**Exercise**:
Quote the whole listing word for word, please.

Items listed in a dataset
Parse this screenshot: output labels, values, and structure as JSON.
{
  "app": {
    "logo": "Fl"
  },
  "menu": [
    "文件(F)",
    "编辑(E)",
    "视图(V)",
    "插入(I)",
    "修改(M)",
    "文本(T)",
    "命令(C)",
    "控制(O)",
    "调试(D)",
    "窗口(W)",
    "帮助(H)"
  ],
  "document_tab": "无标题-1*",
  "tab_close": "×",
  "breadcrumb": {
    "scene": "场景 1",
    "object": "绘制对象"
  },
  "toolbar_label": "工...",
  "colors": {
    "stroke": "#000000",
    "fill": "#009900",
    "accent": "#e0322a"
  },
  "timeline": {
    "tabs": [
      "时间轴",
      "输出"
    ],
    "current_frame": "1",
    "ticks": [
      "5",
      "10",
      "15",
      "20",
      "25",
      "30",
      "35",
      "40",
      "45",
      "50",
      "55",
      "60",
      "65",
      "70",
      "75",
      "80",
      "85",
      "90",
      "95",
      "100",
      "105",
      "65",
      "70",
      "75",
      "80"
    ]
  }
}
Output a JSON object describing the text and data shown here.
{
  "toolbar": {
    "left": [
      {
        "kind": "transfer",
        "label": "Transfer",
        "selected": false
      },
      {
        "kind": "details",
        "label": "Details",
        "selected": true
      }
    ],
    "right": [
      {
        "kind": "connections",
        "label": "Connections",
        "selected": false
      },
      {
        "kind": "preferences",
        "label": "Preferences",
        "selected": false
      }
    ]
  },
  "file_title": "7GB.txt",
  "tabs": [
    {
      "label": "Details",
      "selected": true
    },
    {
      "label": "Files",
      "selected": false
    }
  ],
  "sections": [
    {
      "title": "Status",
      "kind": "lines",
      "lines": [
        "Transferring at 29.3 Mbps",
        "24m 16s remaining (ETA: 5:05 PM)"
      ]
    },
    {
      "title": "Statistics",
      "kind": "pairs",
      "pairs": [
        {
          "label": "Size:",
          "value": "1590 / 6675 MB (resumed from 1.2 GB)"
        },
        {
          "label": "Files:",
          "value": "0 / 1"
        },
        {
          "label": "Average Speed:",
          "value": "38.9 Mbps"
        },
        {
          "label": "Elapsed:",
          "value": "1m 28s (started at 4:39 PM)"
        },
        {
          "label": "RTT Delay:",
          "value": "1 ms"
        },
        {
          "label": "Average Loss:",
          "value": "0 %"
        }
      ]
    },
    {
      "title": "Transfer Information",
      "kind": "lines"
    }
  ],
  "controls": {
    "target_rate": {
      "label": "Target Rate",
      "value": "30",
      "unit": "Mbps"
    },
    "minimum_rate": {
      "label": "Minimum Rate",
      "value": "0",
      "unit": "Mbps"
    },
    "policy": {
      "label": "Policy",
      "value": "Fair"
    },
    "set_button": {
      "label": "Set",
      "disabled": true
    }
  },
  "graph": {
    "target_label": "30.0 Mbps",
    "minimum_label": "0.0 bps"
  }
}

**Expected answer**:
Parse this screenshot: output labels, values, and structure as JSON.
{
  "app": {
    "logo": "Fl"
  },
  "menu": [
    "文件(F)",
    "编辑(E)",
    "视图(V)",
    "插入(I)",
    "修改(M)",
    "文本(T)",
    "命令(C)",
    "控制(O)",
    "调试(D)",
    "窗口(W)",
    "帮助(H)"
  ],
  "document_tab": "无标题-1*",
  "tab_close": "×",
  "breadcrumb": {
    "scene": "场景 1",
    "object": "绘制对象"
  },
  "toolbar_label": "工...",
  "colors": {
    "stroke": "#000000",
    "fill": "#009900",
    "accent": "#e0322a"
  },
  "timeline": {
    "tabs": [
      "时间轴",
      "输出"
    ],
    "current_frame": "1",
    "ticks": [
      "5",
      "10",
      "15",
      "20",
      "25",
      "30",
      "35",
      "40",
      "45",
      "50",
      "55",
      "60",
      "65",
      "70",
      "75",
      "80",
      "85",
      "90",
      "95",
      "100",
      "105",
      "65",
      "70",
      "75",
      "80"
    ]
  }
}
Output a JSON object describing the text and data shown here.
{
  "toolbar": {
    "left": [
      {
        "kind": "transfer",
        "label": "Transfer",
        "selected": false
      },
      {
        "kind": "details",
        "label": "Details",
        "selected": true
      }
    ],
    "right": [
      {
        "kind": "connections",
        "label": "Connections",
        "selected": false
      },
      {
        "kind": "preferences",
        "label": "Preferences",
        "selected": false
      }
    ]
  },
  "file_title": "7GB.txt",
  "tabs": [
    {
      "label": "Details",
      "selected": true
    },
    {
      "label": "Files",
      "selected": false
    }
  ],
  "sections": [
    {
      "title": "Status",
      "kind": "lines",
      "lines": [
        "Transferring at 29.3 Mbps",
        "24m 16s remaining (ETA: 5:05 PM)"
      ]
    },
    {
      "title": "Statistics",
      "kind": "pairs",
      "pairs": [
        {
          "label": "Size:",
          "value": "1590 / 6675 MB (resumed from 1.2 GB)"
        },
        {
          "label": "Files:",
          "value": "0 / 1"
        },
        {
          "label": "Average Speed:",
          "value": "38.9 Mbps"
        },
        {
          "label": "Elapsed:",
          "value": "1m 28s (started at 4:39 PM)"
        },
        {
          "label": "RTT Delay:",
          "value": "1 ms"
        },
        {
          "label": "Average Loss:",
          "value": "0 %"
        }
      ]
    },
    {
      "title": "Transfer Information",
      "kind": "lines"
    }
  ],
  "controls": {
    "target_rate": {
      "label": "Target Rate",
      "value": "30",
      "unit": "Mbps"
    },
    "minimum_rate": {
      "label": "Minimum Rate",
      "value": "0",
      "unit": "Mbps"
    },
    "policy": {
      "label": "Policy",
      "value": "Fair"
    },
    "set_button": {
      "label": "Set",
      "disabled": true
    }
  },
  "graph": {
    "target_label": "30.0 Mbps",
    "minimum_label": "0.0 bps"
  }
}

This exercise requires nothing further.